**GOAL:**
Find all lines in the listing that include the word "screenshot", then copy them.

Stored data
==========
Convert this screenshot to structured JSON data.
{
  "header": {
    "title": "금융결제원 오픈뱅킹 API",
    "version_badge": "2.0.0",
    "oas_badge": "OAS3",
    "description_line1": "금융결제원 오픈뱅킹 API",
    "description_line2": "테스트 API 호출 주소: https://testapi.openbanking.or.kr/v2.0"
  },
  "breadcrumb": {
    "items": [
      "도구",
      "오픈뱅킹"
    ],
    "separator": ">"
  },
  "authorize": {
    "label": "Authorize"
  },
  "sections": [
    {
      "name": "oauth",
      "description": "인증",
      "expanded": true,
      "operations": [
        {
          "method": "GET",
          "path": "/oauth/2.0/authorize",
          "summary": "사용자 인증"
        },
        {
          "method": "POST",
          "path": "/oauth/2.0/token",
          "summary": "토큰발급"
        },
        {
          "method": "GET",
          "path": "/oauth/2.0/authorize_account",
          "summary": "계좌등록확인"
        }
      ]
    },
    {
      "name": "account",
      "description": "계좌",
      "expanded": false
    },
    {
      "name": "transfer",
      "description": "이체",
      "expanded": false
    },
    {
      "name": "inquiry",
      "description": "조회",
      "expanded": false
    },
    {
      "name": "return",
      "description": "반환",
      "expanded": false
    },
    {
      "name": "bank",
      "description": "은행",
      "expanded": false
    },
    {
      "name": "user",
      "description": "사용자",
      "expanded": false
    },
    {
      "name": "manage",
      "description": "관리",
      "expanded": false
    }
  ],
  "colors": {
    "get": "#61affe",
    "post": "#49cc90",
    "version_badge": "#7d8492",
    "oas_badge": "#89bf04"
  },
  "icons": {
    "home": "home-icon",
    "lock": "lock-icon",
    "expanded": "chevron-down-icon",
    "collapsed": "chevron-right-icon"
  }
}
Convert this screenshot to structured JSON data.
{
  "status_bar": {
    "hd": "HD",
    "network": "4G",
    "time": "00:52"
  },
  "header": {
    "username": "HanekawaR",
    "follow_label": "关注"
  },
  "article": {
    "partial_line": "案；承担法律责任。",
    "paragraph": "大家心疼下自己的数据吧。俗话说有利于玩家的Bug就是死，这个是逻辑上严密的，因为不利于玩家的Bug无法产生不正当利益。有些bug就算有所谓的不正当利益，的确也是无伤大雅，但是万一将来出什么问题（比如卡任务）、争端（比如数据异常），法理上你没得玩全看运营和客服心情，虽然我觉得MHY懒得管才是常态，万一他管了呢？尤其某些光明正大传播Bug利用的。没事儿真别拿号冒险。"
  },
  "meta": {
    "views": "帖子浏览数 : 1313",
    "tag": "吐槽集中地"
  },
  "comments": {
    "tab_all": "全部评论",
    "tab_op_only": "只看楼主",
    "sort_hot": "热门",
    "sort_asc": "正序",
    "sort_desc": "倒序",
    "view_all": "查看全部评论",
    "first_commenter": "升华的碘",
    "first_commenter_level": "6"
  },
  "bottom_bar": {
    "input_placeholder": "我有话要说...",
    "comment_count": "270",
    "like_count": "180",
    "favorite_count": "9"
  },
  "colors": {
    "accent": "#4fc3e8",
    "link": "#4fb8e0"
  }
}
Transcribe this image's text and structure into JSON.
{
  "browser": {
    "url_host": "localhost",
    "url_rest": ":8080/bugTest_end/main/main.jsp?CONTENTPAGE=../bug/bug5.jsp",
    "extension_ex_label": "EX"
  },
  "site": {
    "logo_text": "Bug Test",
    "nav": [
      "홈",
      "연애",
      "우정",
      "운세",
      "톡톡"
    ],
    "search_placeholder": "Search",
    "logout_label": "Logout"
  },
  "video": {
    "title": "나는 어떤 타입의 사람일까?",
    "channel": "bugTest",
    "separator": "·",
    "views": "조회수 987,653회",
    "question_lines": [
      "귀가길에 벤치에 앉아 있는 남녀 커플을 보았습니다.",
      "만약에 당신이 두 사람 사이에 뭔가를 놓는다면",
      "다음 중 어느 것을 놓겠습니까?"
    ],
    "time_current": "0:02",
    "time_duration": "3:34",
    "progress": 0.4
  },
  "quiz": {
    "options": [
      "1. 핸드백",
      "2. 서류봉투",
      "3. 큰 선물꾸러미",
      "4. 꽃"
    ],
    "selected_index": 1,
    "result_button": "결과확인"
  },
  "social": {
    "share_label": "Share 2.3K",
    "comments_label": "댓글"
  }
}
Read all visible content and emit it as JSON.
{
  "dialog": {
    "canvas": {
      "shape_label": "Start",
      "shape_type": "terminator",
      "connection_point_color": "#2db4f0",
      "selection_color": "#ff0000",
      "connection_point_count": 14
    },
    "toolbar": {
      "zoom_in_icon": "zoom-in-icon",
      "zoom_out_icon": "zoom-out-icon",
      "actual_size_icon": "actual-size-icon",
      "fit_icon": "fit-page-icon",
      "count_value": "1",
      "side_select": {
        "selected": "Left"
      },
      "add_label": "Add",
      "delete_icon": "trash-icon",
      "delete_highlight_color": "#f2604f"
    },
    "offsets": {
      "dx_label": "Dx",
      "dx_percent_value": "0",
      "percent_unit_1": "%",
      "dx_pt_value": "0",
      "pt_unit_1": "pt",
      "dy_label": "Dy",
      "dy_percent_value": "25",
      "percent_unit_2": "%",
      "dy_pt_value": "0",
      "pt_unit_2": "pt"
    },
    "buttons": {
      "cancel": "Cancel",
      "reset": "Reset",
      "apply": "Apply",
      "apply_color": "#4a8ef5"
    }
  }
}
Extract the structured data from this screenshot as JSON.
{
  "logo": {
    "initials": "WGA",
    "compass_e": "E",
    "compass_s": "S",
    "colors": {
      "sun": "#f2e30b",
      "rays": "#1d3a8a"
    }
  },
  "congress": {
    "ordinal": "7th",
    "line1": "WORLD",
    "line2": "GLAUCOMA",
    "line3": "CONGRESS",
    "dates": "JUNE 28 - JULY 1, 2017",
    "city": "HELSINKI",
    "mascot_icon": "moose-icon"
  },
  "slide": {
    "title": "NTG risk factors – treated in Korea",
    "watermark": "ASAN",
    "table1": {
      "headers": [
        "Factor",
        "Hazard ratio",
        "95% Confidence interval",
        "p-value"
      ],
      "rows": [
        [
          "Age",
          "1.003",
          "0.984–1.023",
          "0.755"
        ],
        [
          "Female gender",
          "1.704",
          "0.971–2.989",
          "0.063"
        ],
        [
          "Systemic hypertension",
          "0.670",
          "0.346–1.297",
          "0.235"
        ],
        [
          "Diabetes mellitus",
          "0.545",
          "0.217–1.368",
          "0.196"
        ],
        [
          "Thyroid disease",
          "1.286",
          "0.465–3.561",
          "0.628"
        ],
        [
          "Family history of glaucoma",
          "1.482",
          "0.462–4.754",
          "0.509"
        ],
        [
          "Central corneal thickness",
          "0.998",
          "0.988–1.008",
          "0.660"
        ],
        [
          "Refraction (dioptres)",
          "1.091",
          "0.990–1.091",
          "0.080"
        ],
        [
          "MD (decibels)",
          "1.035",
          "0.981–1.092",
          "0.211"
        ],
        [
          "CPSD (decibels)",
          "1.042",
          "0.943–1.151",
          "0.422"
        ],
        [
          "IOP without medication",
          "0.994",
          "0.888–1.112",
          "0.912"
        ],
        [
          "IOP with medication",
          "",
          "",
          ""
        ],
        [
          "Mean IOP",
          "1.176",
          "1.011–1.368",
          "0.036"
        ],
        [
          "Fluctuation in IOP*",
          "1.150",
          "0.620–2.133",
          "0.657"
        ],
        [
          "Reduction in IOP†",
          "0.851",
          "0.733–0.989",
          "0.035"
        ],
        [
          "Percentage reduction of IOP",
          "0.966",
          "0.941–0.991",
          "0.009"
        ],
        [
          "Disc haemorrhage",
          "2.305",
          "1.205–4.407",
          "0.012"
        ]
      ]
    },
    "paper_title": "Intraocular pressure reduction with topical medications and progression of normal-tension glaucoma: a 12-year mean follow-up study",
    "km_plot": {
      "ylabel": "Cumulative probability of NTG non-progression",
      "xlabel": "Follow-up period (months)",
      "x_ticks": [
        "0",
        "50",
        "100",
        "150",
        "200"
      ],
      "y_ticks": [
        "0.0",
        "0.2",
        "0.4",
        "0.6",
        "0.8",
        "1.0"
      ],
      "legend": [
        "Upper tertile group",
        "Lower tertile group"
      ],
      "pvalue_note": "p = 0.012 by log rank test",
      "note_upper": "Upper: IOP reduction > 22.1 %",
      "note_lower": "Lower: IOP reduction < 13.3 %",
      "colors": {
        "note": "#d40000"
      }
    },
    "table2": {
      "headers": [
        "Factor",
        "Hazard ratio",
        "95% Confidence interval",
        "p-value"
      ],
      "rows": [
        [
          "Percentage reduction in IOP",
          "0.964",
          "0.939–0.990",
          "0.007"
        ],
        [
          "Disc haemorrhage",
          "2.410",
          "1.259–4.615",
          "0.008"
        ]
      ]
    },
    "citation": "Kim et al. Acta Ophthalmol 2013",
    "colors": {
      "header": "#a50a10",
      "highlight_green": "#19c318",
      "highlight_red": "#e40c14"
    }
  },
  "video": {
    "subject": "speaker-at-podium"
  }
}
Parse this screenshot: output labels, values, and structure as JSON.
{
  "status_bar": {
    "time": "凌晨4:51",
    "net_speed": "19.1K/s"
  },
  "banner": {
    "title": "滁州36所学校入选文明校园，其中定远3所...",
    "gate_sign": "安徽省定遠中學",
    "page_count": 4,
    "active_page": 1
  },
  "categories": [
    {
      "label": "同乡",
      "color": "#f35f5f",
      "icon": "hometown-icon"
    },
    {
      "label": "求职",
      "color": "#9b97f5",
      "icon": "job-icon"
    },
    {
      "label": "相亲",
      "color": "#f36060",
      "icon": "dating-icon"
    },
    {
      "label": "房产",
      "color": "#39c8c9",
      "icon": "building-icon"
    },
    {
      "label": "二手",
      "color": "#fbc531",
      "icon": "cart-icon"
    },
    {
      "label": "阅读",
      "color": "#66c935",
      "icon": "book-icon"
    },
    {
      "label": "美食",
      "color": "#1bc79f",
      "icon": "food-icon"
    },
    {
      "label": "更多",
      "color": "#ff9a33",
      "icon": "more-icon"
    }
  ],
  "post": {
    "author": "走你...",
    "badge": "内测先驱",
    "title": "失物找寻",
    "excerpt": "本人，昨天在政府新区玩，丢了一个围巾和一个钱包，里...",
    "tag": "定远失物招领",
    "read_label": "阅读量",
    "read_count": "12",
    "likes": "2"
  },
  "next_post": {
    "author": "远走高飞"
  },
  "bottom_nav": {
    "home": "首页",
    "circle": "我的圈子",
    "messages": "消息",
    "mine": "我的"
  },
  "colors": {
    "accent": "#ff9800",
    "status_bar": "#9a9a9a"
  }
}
==========
**COMPLETE RESPONSE:**
Convert this screenshot to structured JSON data.
Convert this screenshot to structured JSON data.
Extract the structured data from this screenshot as JSON.
Parse this screenshot: output labels, values, and structure as JSON.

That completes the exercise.